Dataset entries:

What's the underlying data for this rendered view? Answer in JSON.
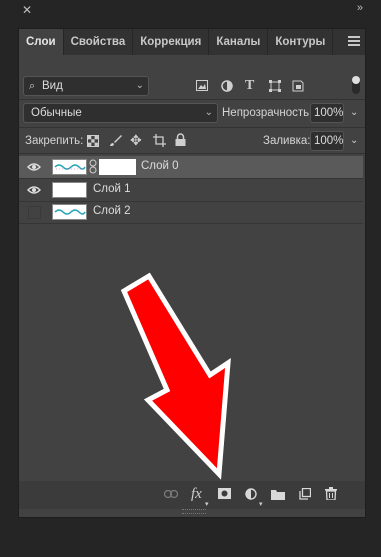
{
  "tabs": [
    "Слои",
    "Свойства",
    "Коррекция",
    "Каналы",
    "Контуры"
  ],
  "filter": {
    "label": "Вид"
  },
  "blend": {
    "mode": "Обычные",
    "opacity_label": "Непрозрачность:",
    "opacity_value": "100%"
  },
  "lock": {
    "label": "Закрепить:",
    "fill_label": "Заливка:",
    "fill_value": "100%"
  },
  "layers": [
    {
      "name": "Слой 0",
      "visible": true,
      "selected": true
    },
    {
      "name": "Слой 1",
      "visible": true,
      "selected": false
    },
    {
      "name": "Слой 2",
      "visible": false,
      "selected": false
    }
  ],
  "bottom_icons": [
    "link-icon",
    "fx-icon",
    "mask-icon",
    "adjustment-icon",
    "folder-icon",
    "new-layer-icon",
    "trash-icon"
  ],
  "fx_text": "fx",
  "annotation": {
    "arrow_color": "#ff0000",
    "outline": "#ffffff"
  }
}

OBJECTIVE:
Copy out all the entries exactly. Images stay out of the copy.

FULL OUTPUT:
What's the underlying data for this rendered view? Answer in JSON.
{
  "tabs": [
    "Слои",
    "Свойства",
    "Коррекция",
    "Каналы",
    "Контуры"
  ],
  "filter": {
    "label": "Вид"
  },
  "blend": {
    "mode": "Обычные",
    "opacity_label": "Непрозрачность:",
    "opacity_value": "100%"
  },
  "lock": {
    "label": "Закрепить:",
    "fill_label": "Заливка:",
    "fill_value": "100%"
  },
  "layers": [
    {
      "name": "Слой 0",
      "visible": true,
      "selected": true
    },
    {
      "name": "Слой 1",
      "visible": true,
      "selected": false
    },
    {
      "name": "Слой 2",
      "visible": false,
      "selected": false
    }
  ],
  "bottom_icons": [
    "link-icon",
    "fx-icon",
    "mask-icon",
    "adjustment-icon",
    "folder-icon",
    "new-layer-icon",
    "trash-icon"
  ],
  "fx_text": "fx",
  "annotation": {
    "arrow_color": "#ff0000",
    "outline": "#ffffff"
  }
}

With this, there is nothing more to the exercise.